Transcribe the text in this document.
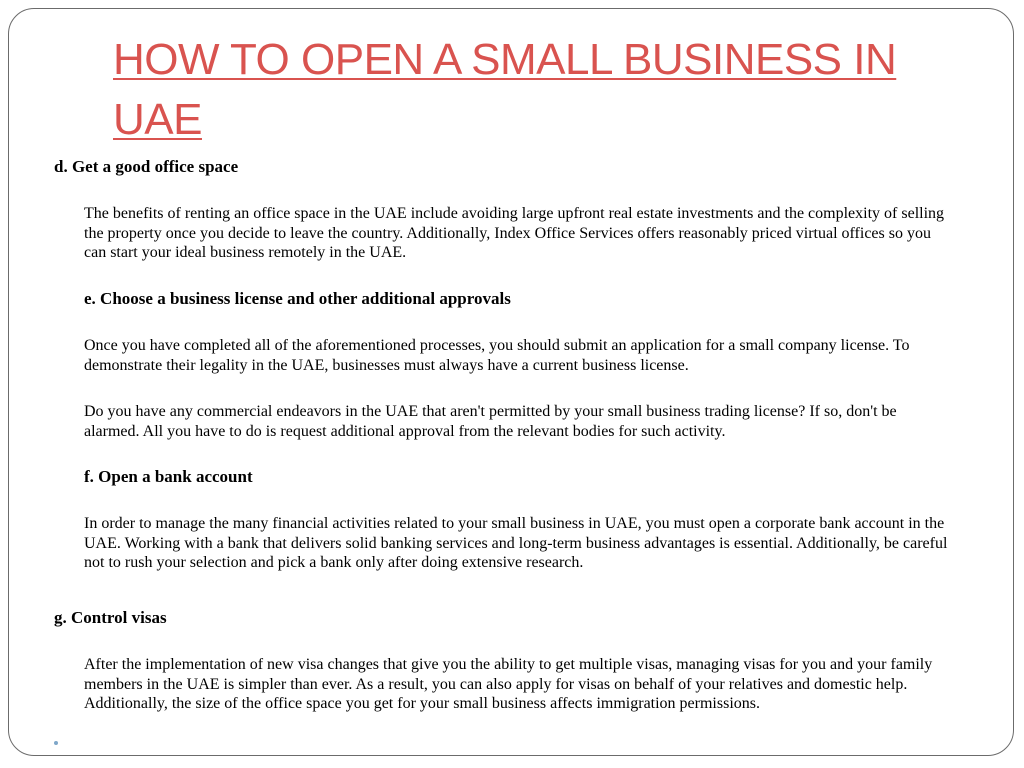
HOW TO OPEN A SMALL BUSINESS IN UAE

d. Get a good office space

The benefits of renting an office space in the UAE include avoiding large upfront real estate investments and the complexity of selling the property once you decide to leave the country. Additionally, Index Office Services offers reasonably priced virtual offices so you can start your ideal business remotely in the UAE.

e. Choose a business license and other additional approvals

Once you have completed all of the aforementioned processes, you should submit an application for a small company license. To demonstrate their legality in the UAE, businesses must always have a current business license.

Do you have any commercial endeavors in the UAE that aren't permitted by your small business trading license? If so, don't be alarmed. All you have to do is request additional approval from the relevant bodies for such activity.

f. Open a bank account

In order to manage the many financial activities related to your small business in UAE, you must open a corporate bank account in the UAE. Working with a bank that delivers solid banking services and long-term business advantages is essential. Additionally, be careful not to rush your selection and pick a bank only after doing extensive research.

g. Control visas

After the implementation of new visa changes that give you the ability to get multiple visas, managing visas for you and your family members in the UAE is simpler than ever. As a result, you can also apply for visas on behalf of your relatives and domestic help. Additionally, the size of the office space you get for your small business affects immigration permissions.
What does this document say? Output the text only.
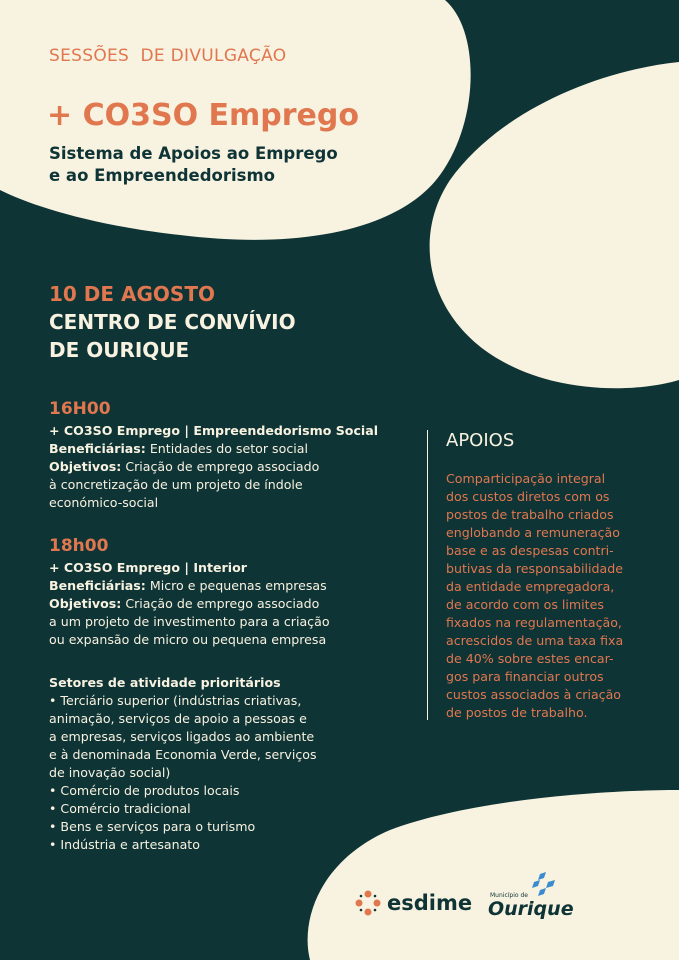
SESSÕES  DE DIVULGAÇÃO
+ CO3SO Emprego
Sistema de Apoios ao Emprego
e ao Empreendedorismo
10 DE AGOSTO
CENTRO DE CONVÍVIO
DE OURIQUE
16H00
+ CO3SO Emprego | Empreendedorismo Social
Beneficiárias: Entidades do setor social
Objetivos: Criação de emprego associado
à concretização de um projeto de índole
económico-social
18h00
+ CO3SO Emprego | Interior
Beneficiárias: Micro e pequenas empresas
Objetivos: Criação de emprego associado
a um projeto de investimento para a criação
ou expansão de micro ou pequena empresa
Setores de atividade prioritários
• Terciário superior (indústrias criativas,
animação, serviços de apoio a pessoas e
a empresas, serviços ligados ao ambiente
e à denominada Economia Verde, serviços
de inovação social)
• Comércio de produtos locais
• Comércio tradicional
• Bens e serviços para o turismo
• Indústria e artesanato
APOIOS
Comparticipação integral
dos custos diretos com os
postos de trabalho criados
englobando a remuneração
base e as despesas contri-
butivas da responsabilidade
da entidade empregadora,
de acordo com os limites
fixados na regulamentação,
acrescidos de uma taxa fixa
de 40% sobre estes encar-
gos para financiar outros
custos associados à criação
de postos de trabalho.
esdime.pt	esdime	Município de
Ourique
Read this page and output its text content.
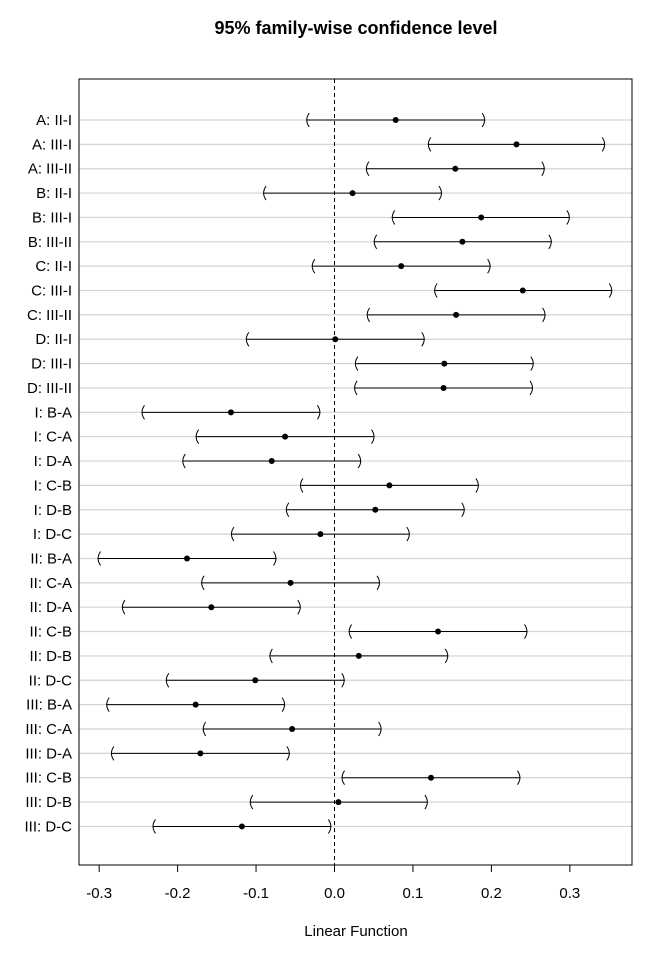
95% family-wise confidence level
A: II-I
A: III-I
A: III-II
B: II-I
B: III-I
B: III-II
C: II-I
C: III-I
C: III-II
D: II-I
D: III-I
D: III-II
I: B-A
I: C-A
I: D-A
I: C-B
I: D-B
I: D-C
II: B-A
II: C-A
II: D-A
II: C-B
II: D-B
II: D-C
III: B-A
III: C-A
III: D-A
III: C-B
III: D-B
III: D-C
-0.3	-0.2	-0.1	0.0	0.1	0.2	0.3
Linear Function
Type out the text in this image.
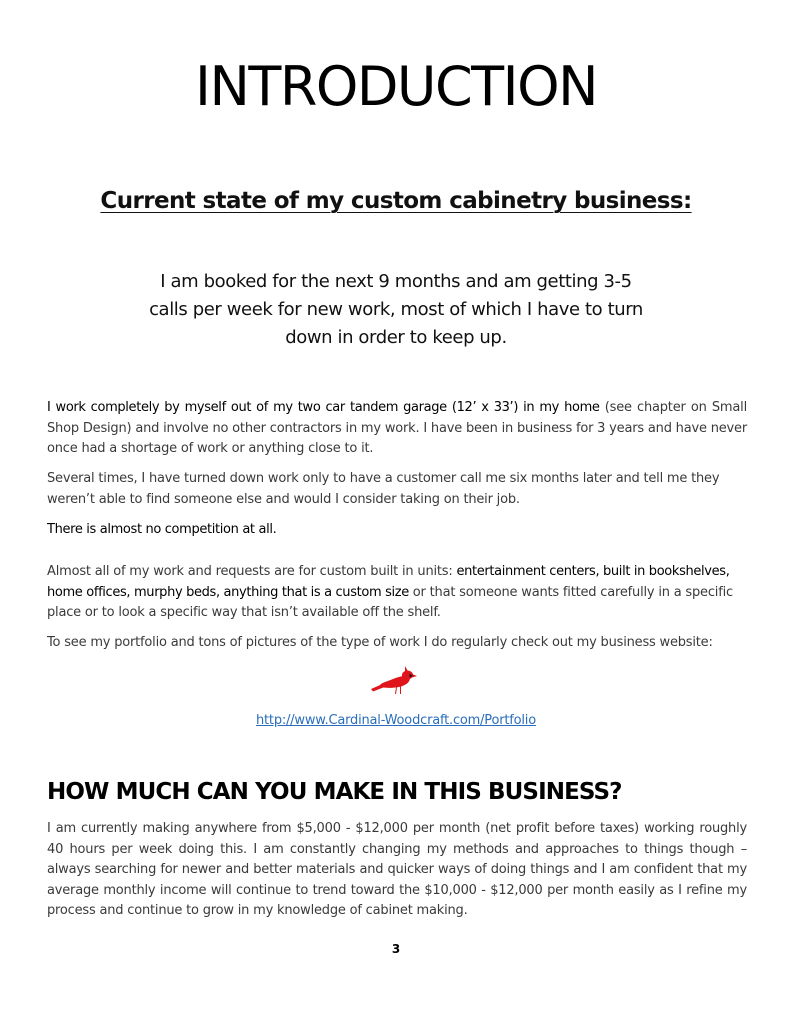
INTRODUCTION
Current state of my custom cabinetry business:

I am booked for the next 9 months and am getting 3-5 calls per week for new work, most of which I have to turn down in order to keep up.

I work completely by myself out of my two car tandem garage (12’ x 33’) in my home (see chapter on Small Shop Design) and involve no other contractors in my work. I have been in business for 3 years and have never once had a shortage of work or anything close to it.

Several times, I have turned down work only to have a customer call me six months later and tell me they weren’t able to find someone else and would I consider taking on their job.

There is almost no competition at all.

Almost all of my work and requests are for custom built in units: entertainment centers, built in bookshelves, home offices, murphy beds, anything that is a custom size or that someone wants fitted carefully in a specific place or to look a specific way that isn’t available off the shelf.

To see my portfolio and tons of pictures of the type of work I do regularly check out my business website:

http://www.Cardinal-Woodcraft.com/Portfolio
HOW MUCH CAN YOU MAKE IN THIS BUSINESS?

I am currently making anywhere from $5,000 - $12,000 per month (net profit before taxes) working roughly 40 hours per week doing this. I am constantly changing my methods and approaches to things though – always searching for newer and better materials and quicker ways of doing things and I am confident that my average monthly income will continue to trend toward the $10,000 - $12,000 per month easily as I refine my process and continue to grow in my knowledge of cabinet making.

3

EXERCISE GOAL – In the copy, include all records verbatim but no images.

EXERCISE RESPONSE –
Transcribe the text in this document.
HOW TO OPEN A SMALL BUSINESS IN UAE

d. Get a good office space

The benefits of renting an office space in the UAE include avoiding large upfront real estate investments and the complexity of selling the property once you decide to leave the country. Additionally, Index Office Services offers reasonably priced virtual offices so you can start your ideal business remotely in the UAE.

e. Choose a business license and other additional approvals

Once you have completed all of the aforementioned processes, you should submit an application for a small company license. To demonstrate their legality in the UAE, businesses must always have a current business license.

Do you have any commercial endeavors in the UAE that aren't permitted by your small business trading license? If so, don't be alarmed. All you have to do is request additional approval from the relevant bodies for such activity.

f. Open a bank account

In order to manage the many financial activities related to your small business in UAE, you must open a corporate bank account in the UAE. Working with a bank that delivers solid banking services and long-term business advantages is essential. Additionally, be careful not to rush your selection and pick a bank only after doing extensive research.

g. Control visas

After the implementation of new visa changes that give you the ability to get multiple visas, managing visas for you and your family members in the UAE is simpler than ever. As a result, you can also apply for visas on behalf of your relatives and domestic help. Additionally, the size of the office space you get for your small business affects immigration permissions.
What does this document say? Output the text only.
SESSÕES  DE DIVULGAÇÃO
+ CO3SO Emprego
Sistema de Apoios ao Emprego
e ao Empreendedorismo
10 DE AGOSTO
CENTRO DE CONVÍVIO
DE OURIQUE
16H00
+ CO3SO Emprego | Empreendedorismo Social
Beneficiárias: Entidades do setor social
Objetivos: Criação de emprego associado
à concretização de um projeto de índole
económico-social
18h00
+ CO3SO Emprego | Interior
Beneficiárias: Micro e pequenas empresas
Objetivos: Criação de emprego associado
a um projeto de investimento para a criação
ou expansão de micro ou pequena empresa
Setores de atividade prioritários
• Terciário superior (indústrias criativas,
animação, serviços de apoio a pessoas e
a empresas, serviços ligados ao ambiente
e à denominada Economia Verde, serviços
de inovação social)
• Comércio de produtos locais
• Comércio tradicional
• Bens e serviços para o turismo
• Indústria e artesanato
APOIOS
Comparticipação integral
dos custos diretos com os
postos de trabalho criados
englobando a remuneração
base e as despesas contri-
butivas da responsabilidade
da entidade empregadora,
de acordo com os limites
fixados na regulamentação,
acrescidos de uma taxa fixa
de 40% sobre estes encar-
gos para financiar outros
custos associados à criação
de postos de trabalho.
esdime.pt	esdime	Município de
Ourique
Read this page and output its text content.
95% family-wise confidence level
A: II-I
A: III-I
A: III-II
B: II-I
B: III-I
B: III-II
C: II-I
C: III-I
C: III-II
D: II-I
D: III-I
D: III-II
I: B-A
I: C-A
I: D-A
I: C-B
I: D-B
I: D-C
II: B-A
II: C-A
II: D-A
II: C-B
II: D-B
II: D-C
III: B-A
III: C-A
III: D-A
III: C-B
III: D-B
III: D-C
-0.3	-0.2	-0.1	0.0	0.1	0.2	0.3
Linear Function
Type out the text in this image.
INTRODUCTION
Current state of my custom cabinetry business:

I am booked for the next 9 months and am getting 3-5 calls per week for new work, most of which I have to turn down in order to keep up.

I work completely by myself out of my two car tandem garage (12’ x 33’) in my home (see chapter on Small Shop Design) and involve no other contractors in my work. I have been in business for 3 years and have never once had a shortage of work or anything close to it.

Several times, I have turned down work only to have a customer call me six months later and tell me they weren’t able to find someone else and would I consider taking on their job.

There is almost no competition at all.

Almost all of my work and requests are for custom built in units: entertainment centers, built in bookshelves, home offices, murphy beds, anything that is a custom size or that someone wants fitted carefully in a specific place or to look a specific way that isn’t available off the shelf.

To see my portfolio and tons of pictures of the type of work I do regularly check out my business website:

http://www.Cardinal-Woodcraft.com/Portfolio
HOW MUCH CAN YOU MAKE IN THIS BUSINESS?

I am currently making anywhere from $5,000 - $12,000 per month (net profit before taxes) working roughly 40 hours per week doing this. I am constantly changing my methods and approaches to things though – always searching for newer and better materials and quicker ways of doing things and I am confident that my average monthly income will continue to trend toward the $10,000 - $12,000 per month easily as I refine my process and continue to grow in my knowledge of cabinet making.

3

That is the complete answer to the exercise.